PROVIDED RECORDS:
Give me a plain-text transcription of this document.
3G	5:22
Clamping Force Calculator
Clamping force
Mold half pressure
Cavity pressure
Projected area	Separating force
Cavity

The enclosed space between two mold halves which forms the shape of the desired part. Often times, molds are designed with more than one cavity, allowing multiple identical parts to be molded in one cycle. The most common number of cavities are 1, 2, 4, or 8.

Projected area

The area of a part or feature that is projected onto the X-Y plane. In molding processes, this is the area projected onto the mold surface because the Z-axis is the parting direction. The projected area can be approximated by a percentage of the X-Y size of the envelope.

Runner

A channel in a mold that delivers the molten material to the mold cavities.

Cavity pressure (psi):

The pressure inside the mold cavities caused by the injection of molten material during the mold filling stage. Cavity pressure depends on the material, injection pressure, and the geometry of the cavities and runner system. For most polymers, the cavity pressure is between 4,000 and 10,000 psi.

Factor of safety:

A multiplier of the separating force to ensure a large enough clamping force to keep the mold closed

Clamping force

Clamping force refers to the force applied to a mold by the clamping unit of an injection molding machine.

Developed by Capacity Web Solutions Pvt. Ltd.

DIRECTIONS FOR THIS TASK:
Filter the records above and return every line that holds the word "material".

REPLY:
A channel in a mold that delivers the molten material to the mold cavities.
The pressure inside the mold cavities caused by the injection of molten material during the mold filling stage. Cavity pressure depends on the material, injection pressure, and the geometry of the cavities and runner system. For most polymers, the cavity pressure is between 4,000 and 10,000 psi.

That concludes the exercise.